• [Brief]: Provide the number of lines containing the word "资料性附录", and nothing else.

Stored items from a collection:
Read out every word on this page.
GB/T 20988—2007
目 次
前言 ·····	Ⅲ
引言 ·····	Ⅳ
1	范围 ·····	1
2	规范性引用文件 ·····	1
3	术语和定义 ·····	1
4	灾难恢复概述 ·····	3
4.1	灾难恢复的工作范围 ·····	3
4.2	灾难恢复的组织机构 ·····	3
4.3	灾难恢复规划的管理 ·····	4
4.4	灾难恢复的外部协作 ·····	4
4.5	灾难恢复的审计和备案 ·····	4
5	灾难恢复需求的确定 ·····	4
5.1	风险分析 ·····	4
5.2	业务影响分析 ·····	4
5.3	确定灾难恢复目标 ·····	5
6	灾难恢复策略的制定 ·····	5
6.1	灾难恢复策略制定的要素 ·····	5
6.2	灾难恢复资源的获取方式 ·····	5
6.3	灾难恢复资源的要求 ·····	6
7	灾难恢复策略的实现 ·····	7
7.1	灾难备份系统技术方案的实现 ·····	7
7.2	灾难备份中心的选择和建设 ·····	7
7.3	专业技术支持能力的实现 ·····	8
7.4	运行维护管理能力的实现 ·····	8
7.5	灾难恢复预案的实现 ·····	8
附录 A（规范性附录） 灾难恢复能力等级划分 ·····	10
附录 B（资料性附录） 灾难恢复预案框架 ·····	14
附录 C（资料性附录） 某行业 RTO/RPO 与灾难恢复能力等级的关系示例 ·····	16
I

• [The solution]: 2